##### RECORD EXTRACTS #####

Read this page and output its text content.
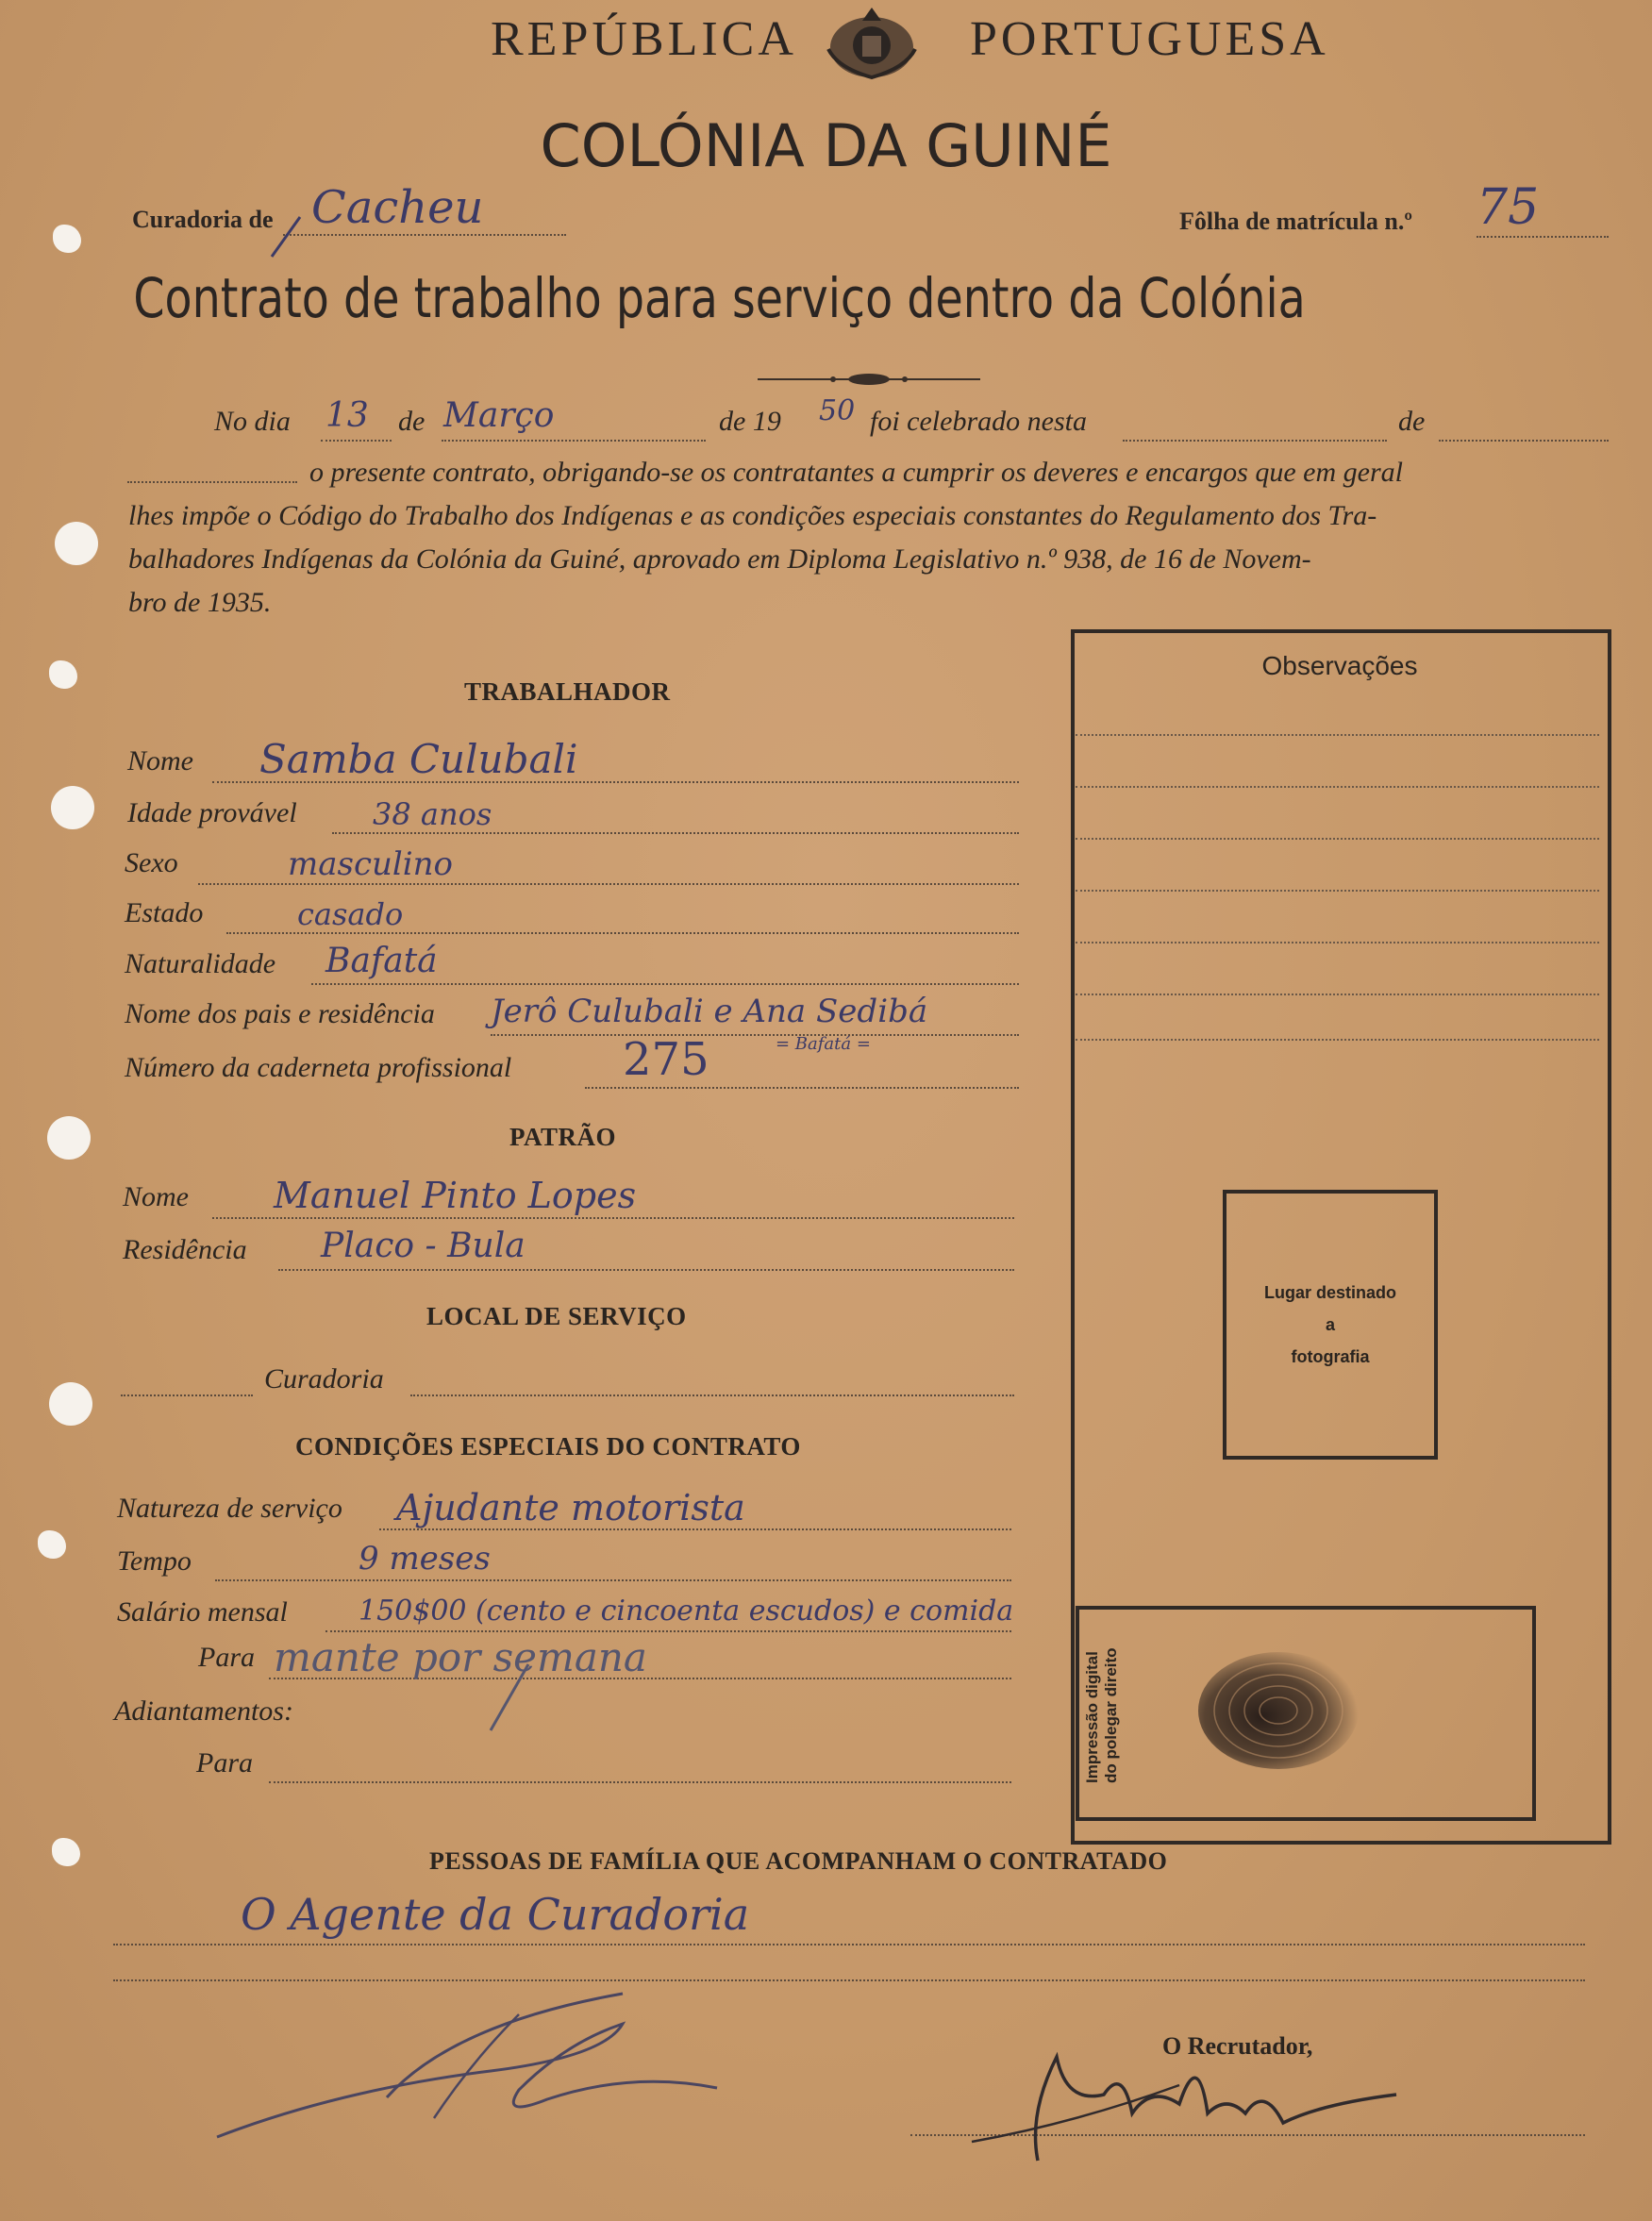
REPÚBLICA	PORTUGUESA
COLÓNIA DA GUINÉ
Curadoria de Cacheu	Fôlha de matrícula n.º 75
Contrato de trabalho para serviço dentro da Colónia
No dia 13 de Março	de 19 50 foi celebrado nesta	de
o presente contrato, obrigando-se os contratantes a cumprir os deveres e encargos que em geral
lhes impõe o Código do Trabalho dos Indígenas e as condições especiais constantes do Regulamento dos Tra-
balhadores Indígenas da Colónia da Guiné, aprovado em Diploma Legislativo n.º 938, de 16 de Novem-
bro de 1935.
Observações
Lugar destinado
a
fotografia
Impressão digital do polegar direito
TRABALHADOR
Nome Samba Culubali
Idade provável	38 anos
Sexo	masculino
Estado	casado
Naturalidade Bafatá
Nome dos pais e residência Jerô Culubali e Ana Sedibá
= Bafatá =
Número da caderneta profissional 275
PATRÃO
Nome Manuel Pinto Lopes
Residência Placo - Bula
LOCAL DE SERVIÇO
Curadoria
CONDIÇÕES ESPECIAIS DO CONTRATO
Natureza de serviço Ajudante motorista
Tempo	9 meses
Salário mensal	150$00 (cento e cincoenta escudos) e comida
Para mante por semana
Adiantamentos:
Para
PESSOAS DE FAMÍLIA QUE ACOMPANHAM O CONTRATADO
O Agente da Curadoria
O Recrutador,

#####
##### RECORD EXTRACTS #####

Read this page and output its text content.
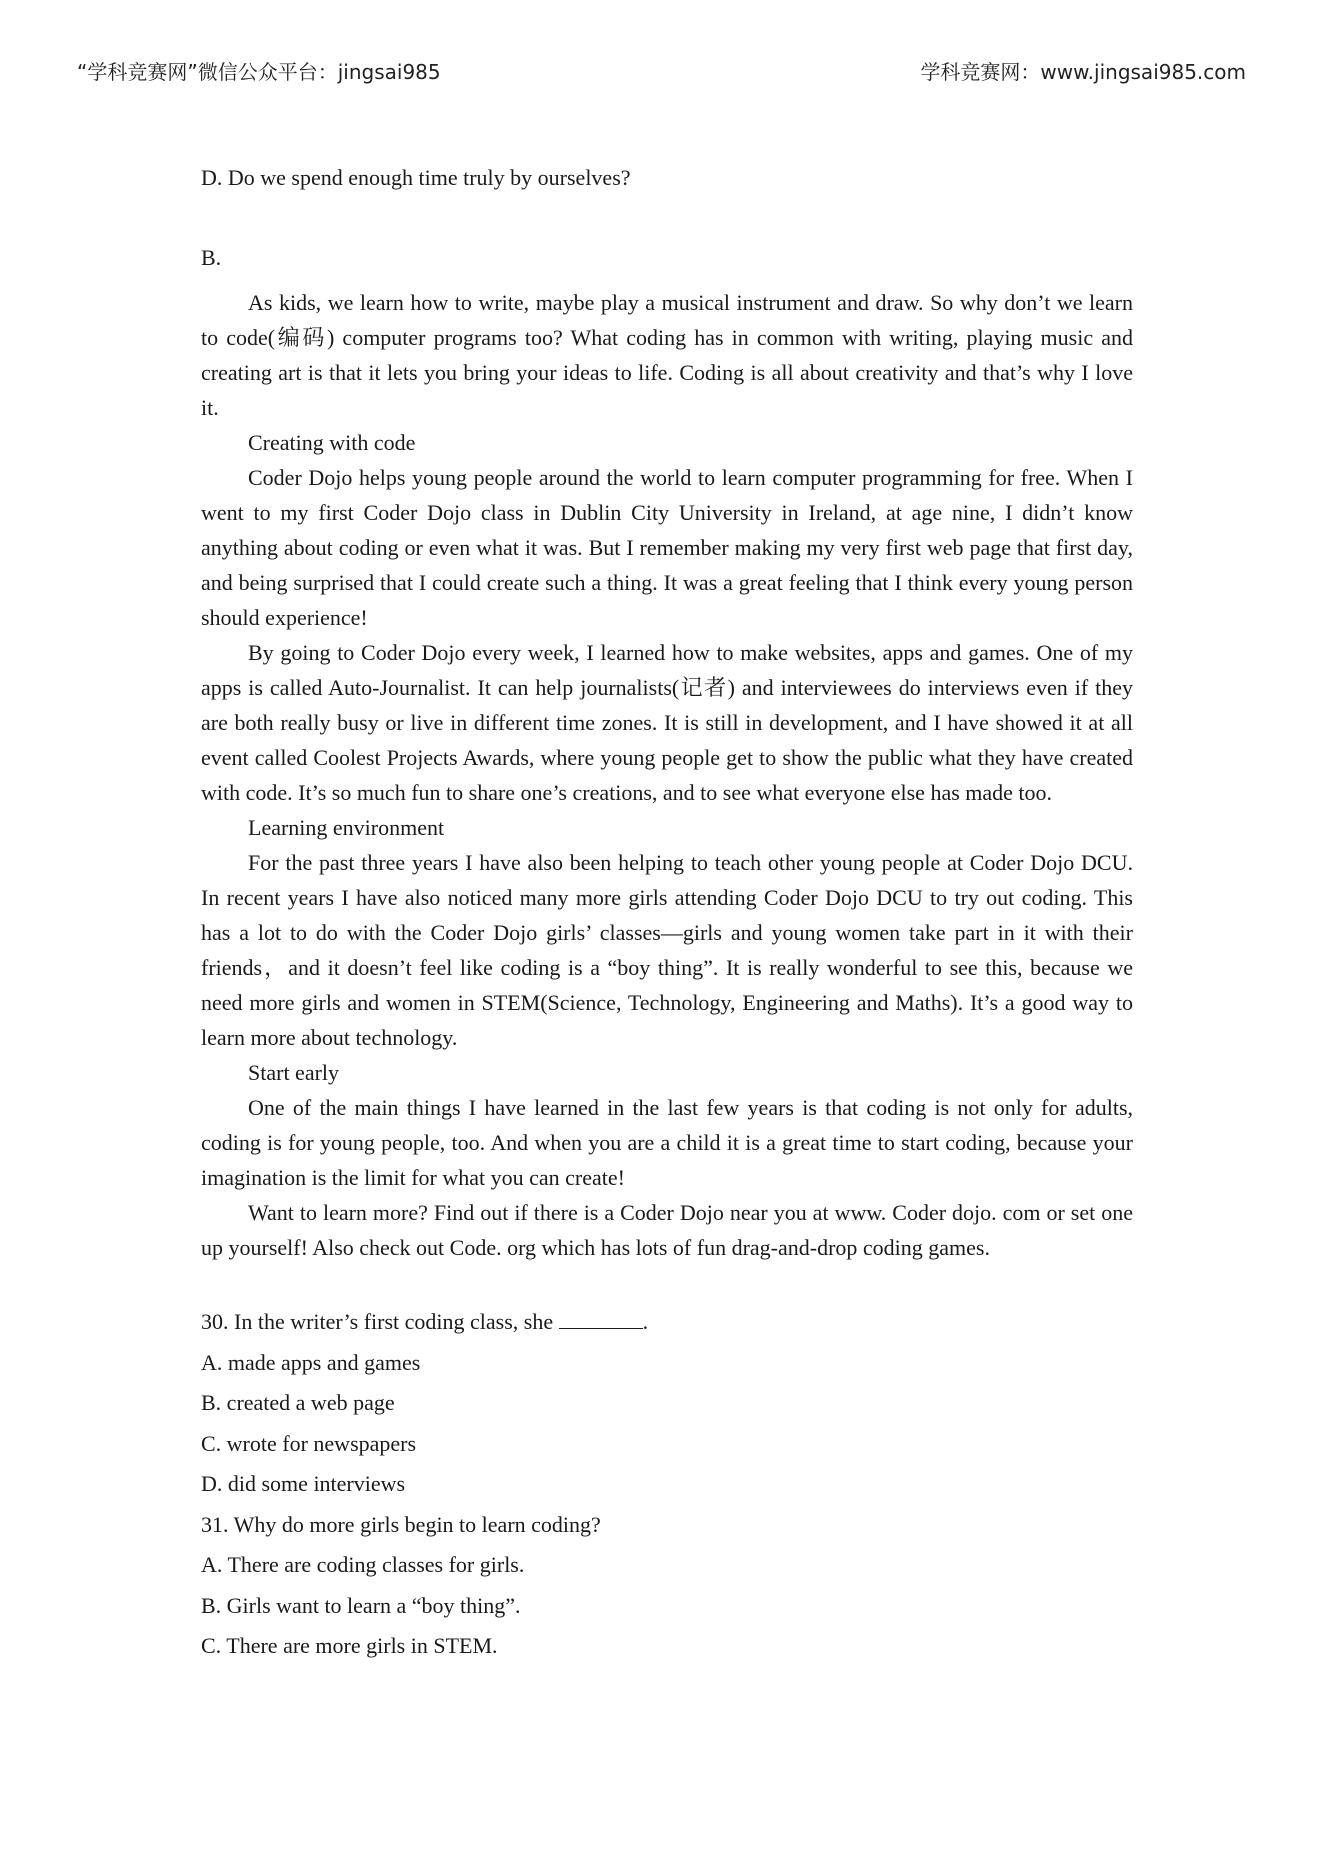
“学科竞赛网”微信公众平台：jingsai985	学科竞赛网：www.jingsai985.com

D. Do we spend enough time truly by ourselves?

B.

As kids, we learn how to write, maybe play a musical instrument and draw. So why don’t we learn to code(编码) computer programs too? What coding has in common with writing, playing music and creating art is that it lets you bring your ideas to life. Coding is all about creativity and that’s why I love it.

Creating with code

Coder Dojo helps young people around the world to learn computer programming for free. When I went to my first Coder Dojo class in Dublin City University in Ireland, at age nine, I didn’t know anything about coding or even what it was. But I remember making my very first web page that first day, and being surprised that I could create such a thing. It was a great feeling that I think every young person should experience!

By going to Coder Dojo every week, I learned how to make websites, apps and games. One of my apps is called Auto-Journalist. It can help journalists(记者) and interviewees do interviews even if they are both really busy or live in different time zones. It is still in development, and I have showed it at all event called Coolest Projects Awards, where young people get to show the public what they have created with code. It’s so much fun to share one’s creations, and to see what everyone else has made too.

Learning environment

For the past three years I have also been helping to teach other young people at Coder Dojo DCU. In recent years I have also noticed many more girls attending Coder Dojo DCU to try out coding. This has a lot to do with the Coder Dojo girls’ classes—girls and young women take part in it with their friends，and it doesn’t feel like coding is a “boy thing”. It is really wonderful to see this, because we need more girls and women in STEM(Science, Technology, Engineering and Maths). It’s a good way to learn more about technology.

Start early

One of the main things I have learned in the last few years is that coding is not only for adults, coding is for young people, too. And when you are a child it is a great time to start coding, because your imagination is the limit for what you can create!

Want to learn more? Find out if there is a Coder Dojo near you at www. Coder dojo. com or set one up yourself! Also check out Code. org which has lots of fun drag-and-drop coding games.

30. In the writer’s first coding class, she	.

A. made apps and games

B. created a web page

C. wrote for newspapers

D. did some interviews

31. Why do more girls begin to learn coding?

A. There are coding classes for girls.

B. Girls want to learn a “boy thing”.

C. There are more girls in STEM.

#####

_WHAT IS ASKED_. List the lines of the entries that include "interviews".

_WRITTEN RESPONSE_.
By going to Coder Dojo every week, I learned how to make websites, apps and games. One of my apps is called Auto-Journalist. It can help journalists(记者) and interviewees do interviews even if they are both really busy or live in different time zones. It is still in development, and I have showed it at all event called Coolest Projects Awards, where young people get to show the public what they have created with code. It’s so much fun to share one’s creations, and to see what everyone else has made too.
D. did some interviews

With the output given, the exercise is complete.